The Basics

Turning unpaid invoices into available cash

Factoring is a financing arrangement in which a business sells its outstanding invoices — its accounts receivable — to a third party, known as a factor, in exchange for an advance of most of the invoice value, typically paid within a day or two of issuing the invoice.

Instead of waiting 30, 60 or 90 days for customers to pay on agreed terms, the business receives the bulk of that value almost immediately. The factor then collects payment directly from the customer when the invoice falls due, and remits the remaining balance to the business, minus a service fee.

Financial charts and documents on a desk
How It Works

The typical factoring process

  1. Invoice issued

    The business delivers goods or services and issues an invoice to its customer under standard payment terms.

  2. Invoice sold to the factor

    A copy of the invoice is submitted to the factoring provider, who verifies it and the underlying transaction.

  3. Advance paid

    The factor advances a large share of the invoice value — commonly in the region of 80–90% — directly to the business.

§ **Excerpted records**:
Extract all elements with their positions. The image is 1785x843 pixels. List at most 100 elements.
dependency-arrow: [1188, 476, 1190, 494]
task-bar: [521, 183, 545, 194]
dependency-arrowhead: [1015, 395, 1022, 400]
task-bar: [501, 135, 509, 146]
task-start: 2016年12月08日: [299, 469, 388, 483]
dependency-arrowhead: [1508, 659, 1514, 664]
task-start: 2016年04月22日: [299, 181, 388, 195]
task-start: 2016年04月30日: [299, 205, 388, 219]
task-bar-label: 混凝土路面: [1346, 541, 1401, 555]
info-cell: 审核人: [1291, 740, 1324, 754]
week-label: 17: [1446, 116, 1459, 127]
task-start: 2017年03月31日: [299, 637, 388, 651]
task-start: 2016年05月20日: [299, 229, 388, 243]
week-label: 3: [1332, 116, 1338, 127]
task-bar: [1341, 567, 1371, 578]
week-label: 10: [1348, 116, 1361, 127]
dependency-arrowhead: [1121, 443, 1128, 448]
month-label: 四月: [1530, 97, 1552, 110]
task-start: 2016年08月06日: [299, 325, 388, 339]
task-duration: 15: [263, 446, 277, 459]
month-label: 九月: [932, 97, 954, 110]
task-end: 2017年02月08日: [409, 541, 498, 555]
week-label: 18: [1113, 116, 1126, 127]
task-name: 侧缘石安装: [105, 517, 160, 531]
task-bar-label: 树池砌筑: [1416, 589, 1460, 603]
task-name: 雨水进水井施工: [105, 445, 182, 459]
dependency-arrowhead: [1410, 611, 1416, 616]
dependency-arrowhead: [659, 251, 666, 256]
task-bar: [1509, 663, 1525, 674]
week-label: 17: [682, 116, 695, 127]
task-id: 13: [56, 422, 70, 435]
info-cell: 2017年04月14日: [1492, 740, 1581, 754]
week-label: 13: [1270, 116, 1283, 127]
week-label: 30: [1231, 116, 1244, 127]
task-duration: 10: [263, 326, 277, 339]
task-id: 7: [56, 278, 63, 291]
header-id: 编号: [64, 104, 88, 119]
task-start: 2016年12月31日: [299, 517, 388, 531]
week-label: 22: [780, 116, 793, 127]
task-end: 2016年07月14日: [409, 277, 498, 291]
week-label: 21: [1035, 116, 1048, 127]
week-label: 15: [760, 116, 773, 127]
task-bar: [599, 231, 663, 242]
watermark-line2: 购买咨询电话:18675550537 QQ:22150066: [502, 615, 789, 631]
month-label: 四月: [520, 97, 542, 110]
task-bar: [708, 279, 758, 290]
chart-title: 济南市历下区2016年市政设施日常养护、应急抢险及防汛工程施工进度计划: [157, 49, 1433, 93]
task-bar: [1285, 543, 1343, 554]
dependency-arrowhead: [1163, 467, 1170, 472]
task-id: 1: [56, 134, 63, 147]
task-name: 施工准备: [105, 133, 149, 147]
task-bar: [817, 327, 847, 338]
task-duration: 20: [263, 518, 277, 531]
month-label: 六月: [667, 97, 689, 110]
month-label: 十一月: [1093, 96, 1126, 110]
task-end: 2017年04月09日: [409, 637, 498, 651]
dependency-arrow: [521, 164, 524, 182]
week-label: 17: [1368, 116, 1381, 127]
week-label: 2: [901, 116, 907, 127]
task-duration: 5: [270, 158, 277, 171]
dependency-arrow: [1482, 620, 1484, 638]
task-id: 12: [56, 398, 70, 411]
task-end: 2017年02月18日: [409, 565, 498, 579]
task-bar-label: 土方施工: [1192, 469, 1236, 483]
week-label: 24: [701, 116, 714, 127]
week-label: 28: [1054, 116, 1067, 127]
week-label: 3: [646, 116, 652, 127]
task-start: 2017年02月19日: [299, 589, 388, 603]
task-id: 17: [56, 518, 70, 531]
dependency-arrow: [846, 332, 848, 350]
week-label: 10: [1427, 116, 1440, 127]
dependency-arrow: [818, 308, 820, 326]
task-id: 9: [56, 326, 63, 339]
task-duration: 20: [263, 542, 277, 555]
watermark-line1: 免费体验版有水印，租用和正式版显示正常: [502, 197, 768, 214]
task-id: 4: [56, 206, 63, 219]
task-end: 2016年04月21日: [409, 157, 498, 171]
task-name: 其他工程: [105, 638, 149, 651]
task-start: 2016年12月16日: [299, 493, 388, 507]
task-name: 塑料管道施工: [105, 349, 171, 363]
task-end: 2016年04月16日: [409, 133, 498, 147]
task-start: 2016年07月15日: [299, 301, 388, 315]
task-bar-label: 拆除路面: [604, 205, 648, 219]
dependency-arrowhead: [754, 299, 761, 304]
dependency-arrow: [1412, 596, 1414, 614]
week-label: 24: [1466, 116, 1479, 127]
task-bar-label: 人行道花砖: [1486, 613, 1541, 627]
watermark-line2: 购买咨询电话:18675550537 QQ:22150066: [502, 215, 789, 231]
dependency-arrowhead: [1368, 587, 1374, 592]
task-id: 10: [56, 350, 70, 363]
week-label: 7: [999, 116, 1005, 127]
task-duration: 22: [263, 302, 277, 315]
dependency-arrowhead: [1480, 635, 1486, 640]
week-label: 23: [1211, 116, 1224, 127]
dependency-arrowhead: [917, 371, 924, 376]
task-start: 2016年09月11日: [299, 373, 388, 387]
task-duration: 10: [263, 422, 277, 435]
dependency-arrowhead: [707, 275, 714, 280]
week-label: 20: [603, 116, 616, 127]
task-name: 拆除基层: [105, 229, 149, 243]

§ **Exercise**: Repeat word for word the stretch of the factoring text from "The business delivers" through "the underlying transaction.". The entries are separate material, unrelated to the text on factoring.

§ **Expected answer**:
The business delivers goods or services and issues an invoice to its customer under standard payment terms.

  2. Invoice sold to the factor

    A copy of the invoice is submitted to the factoring provider, who verifies it and the underlying transaction.